| Stored data |
····················

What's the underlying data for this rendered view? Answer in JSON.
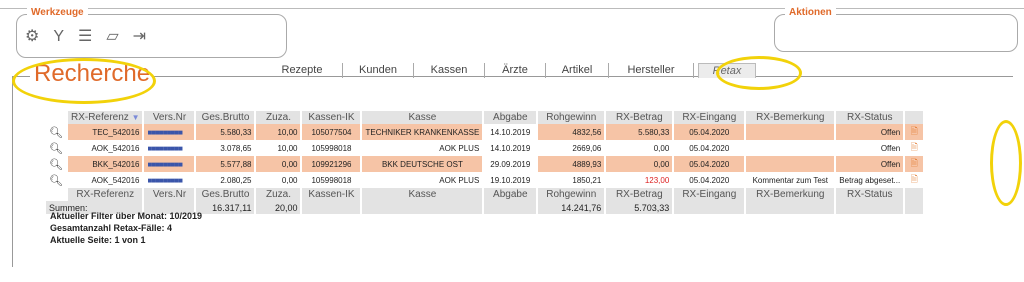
{
  "toolbox": {
    "title": "Werkzeuge",
    "icons": [
      "gears-icon",
      "filter-icon",
      "sort-down-icon",
      "eraser-icon",
      "export-icon"
    ]
  },
  "actions": {
    "title": "Aktionen"
  },
  "section": {
    "title": "Recherche"
  },
  "tabs": [
    "Rezepte",
    "Kunden",
    "Kassen",
    "Ärzte",
    "Artikel",
    "Hersteller",
    "Retax"
  ],
  "active_tab": "Retax",
  "table": {
    "columns": [
      "RX-Referenz",
      "Vers.Nr",
      "Ges.Brutto",
      "Zuza.",
      "Kassen-IK",
      "Kasse",
      "Abgabe",
      "Rohgewinn",
      "RX-Betrag",
      "RX-Eingang",
      "RX-Bemerkung",
      "RX-Status"
    ],
    "rows": [
      {
        "ref": "TEC_542016",
        "vers": "■■■■■■■■■",
        "brutto": "5.580,33",
        "zuza": "10,00",
        "ik": "105077504",
        "kasse": "TECHNIKER KRANKENKASSE",
        "abgabe": "14.10.2019",
        "roh": "4832,56",
        "betrag": "5.580,33",
        "eingang": "05.04.2020",
        "bem": "",
        "status": "Offen"
      },
      {
        "ref": "AOK_542016",
        "vers": "■■■■■■■■■",
        "brutto": "3.078,65",
        "zuza": "10,00",
        "ik": "105998018",
        "kasse": "AOK PLUS",
        "abgabe": "14.10.2019",
        "roh": "2669,06",
        "betrag": "0,00",
        "eingang": "05.04.2020",
        "bem": "",
        "status": "Offen"
      },
      {
        "ref": "BKK_542016",
        "vers": "■■■■■■■■■",
        "brutto": "5.577,88",
        "zuza": "0,00",
        "ik": "109921296",
        "kasse": "BKK DEUTSCHE OST",
        "abgabe": "29.09.2019",
        "roh": "4889,93",
        "betrag": "0,00",
        "eingang": "05.04.2020",
        "bem": "",
        "status": "Offen"
      },
      {
        "ref": "AOK_542016",
        "vers": "■■■■■■■■■",
        "brutto": "2.080,25",
        "zuza": "0,00",
        "ik": "105998018",
        "kasse": "AOK PLUS",
        "abgabe": "19.10.2019",
        "roh": "1850,21",
        "betrag": "123,00",
        "eingang": "05.04.2020",
        "bem": "Kommentar zum Test",
        "status": "Betrag abgeset..."
      }
    ],
    "sum_label": "Summen:",
    "sum_brutto": "16.317,11",
    "sum_zuza": "20,00",
    "sum_roh": "14.241,76",
    "sum_betrag": "5.703,33"
  },
  "info": {
    "filter": "Aktueller Filter über Monat: 10/2019",
    "count": "Gesamtanzahl Retax-Fälle: 4",
    "page": "Aktuelle Seite: 1 von 1"
  },
  "colors": {
    "accent": "#e06a2a",
    "row_highlight": "#f6c4a6",
    "annotation": "#f2d20a"
  }
}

····················

| Exercise directions |
Give every record back exactly as it reads, with no images.

| The output |
What's the underlying data for this rendered view? Answer in JSON.
{
  "toolbox": {
    "title": "Werkzeuge",
    "icons": [
      "gears-icon",
      "filter-icon",
      "sort-down-icon",
      "eraser-icon",
      "export-icon"
    ]
  },
  "actions": {
    "title": "Aktionen"
  },
  "section": {
    "title": "Recherche"
  },
  "tabs": [
    "Rezepte",
    "Kunden",
    "Kassen",
    "Ärzte",
    "Artikel",
    "Hersteller",
    "Retax"
  ],
  "active_tab": "Retax",
  "table": {
    "columns": [
      "RX-Referenz",
      "Vers.Nr",
      "Ges.Brutto",
      "Zuza.",
      "Kassen-IK",
      "Kasse",
      "Abgabe",
      "Rohgewinn",
      "RX-Betrag",
      "RX-Eingang",
      "RX-Bemerkung",
      "RX-Status"
    ],
    "rows": [
      {
        "ref": "TEC_542016",
        "vers": "■■■■■■■■■",
        "brutto": "5.580,33",
        "zuza": "10,00",
        "ik": "105077504",
        "kasse": "TECHNIKER KRANKENKASSE",
        "abgabe": "14.10.2019",
        "roh": "4832,56",
        "betrag": "5.580,33",
        "eingang": "05.04.2020",
        "bem": "",
        "status": "Offen"
      },
      {
        "ref": "AOK_542016",
        "vers": "■■■■■■■■■",
        "brutto": "3.078,65",
        "zuza": "10,00",
        "ik": "105998018",
        "kasse": "AOK PLUS",
        "abgabe": "14.10.2019",
        "roh": "2669,06",
        "betrag": "0,00",
        "eingang": "05.04.2020",
        "bem": "",
        "status": "Offen"
      },
      {
        "ref": "BKK_542016",
        "vers": "■■■■■■■■■",
        "brutto": "5.577,88",
        "zuza": "0,00",
        "ik": "109921296",
        "kasse": "BKK DEUTSCHE OST",
        "abgabe": "29.09.2019",
        "roh": "4889,93",
        "betrag": "0,00",
        "eingang": "05.04.2020",
        "bem": "",
        "status": "Offen"
      },
      {
        "ref": "AOK_542016",
        "vers": "■■■■■■■■■",
        "brutto": "2.080,25",
        "zuza": "0,00",
        "ik": "105998018",
        "kasse": "AOK PLUS",
        "abgabe": "19.10.2019",
        "roh": "1850,21",
        "betrag": "123,00",
        "eingang": "05.04.2020",
        "bem": "Kommentar zum Test",
        "status": "Betrag abgeset..."
      }
    ],
    "sum_label": "Summen:",
    "sum_brutto": "16.317,11",
    "sum_zuza": "20,00",
    "sum_roh": "14.241,76",
    "sum_betrag": "5.703,33"
  },
  "info": {
    "filter": "Aktueller Filter über Monat: 10/2019",
    "count": "Gesamtanzahl Retax-Fälle: 4",
    "page": "Aktuelle Seite: 1 von 1"
  },
  "colors": {
    "accent": "#e06a2a",
    "row_highlight": "#f6c4a6",
    "annotation": "#f2d20a"
  }
}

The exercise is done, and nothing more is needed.